_Data shown_
----
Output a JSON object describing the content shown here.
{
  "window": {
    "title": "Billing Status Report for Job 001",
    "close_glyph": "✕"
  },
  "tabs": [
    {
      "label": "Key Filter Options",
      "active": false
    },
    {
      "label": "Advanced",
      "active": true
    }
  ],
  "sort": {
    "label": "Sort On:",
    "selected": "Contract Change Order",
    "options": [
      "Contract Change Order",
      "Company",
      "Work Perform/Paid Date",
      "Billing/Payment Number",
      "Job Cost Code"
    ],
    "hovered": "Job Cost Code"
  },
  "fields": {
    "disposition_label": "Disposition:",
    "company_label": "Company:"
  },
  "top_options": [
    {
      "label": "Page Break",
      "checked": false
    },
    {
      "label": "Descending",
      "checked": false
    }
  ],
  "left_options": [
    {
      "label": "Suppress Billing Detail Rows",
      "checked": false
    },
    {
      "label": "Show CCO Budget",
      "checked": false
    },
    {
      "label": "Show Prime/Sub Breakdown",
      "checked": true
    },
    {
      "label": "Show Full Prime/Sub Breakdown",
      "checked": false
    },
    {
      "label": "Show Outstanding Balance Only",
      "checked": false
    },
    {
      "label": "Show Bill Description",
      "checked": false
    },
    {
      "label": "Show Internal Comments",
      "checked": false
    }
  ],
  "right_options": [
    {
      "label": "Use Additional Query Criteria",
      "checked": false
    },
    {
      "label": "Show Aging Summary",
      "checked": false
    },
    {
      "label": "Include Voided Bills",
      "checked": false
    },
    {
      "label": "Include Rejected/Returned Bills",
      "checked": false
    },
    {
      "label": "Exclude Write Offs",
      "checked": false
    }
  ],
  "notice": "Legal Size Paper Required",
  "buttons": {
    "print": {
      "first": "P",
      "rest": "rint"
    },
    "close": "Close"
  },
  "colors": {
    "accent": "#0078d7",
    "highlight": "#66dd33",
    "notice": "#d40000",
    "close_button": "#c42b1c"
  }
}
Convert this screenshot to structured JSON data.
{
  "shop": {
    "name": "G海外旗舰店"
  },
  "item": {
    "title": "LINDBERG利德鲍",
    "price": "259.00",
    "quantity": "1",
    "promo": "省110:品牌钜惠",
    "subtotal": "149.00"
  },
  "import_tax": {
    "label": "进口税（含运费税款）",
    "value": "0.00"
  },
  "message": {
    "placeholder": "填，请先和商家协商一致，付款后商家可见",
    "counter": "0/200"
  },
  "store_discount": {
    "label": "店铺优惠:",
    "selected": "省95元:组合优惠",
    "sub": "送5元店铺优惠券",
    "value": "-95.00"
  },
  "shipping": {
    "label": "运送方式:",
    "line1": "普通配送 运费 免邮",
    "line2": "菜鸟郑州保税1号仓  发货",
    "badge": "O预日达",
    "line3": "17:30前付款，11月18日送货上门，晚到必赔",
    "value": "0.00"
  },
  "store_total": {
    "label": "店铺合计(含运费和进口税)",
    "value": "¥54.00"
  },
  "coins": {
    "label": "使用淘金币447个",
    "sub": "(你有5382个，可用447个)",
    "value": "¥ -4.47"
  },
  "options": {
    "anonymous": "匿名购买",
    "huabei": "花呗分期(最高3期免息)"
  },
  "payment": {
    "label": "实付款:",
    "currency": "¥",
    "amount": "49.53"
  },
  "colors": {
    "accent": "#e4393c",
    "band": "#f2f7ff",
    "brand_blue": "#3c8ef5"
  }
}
----
_Exercise directions_
Return every line in the listing that contains the word "Contract".

_Expected answer_
    "selected": "Contract Change Order",
      "Contract Change Order",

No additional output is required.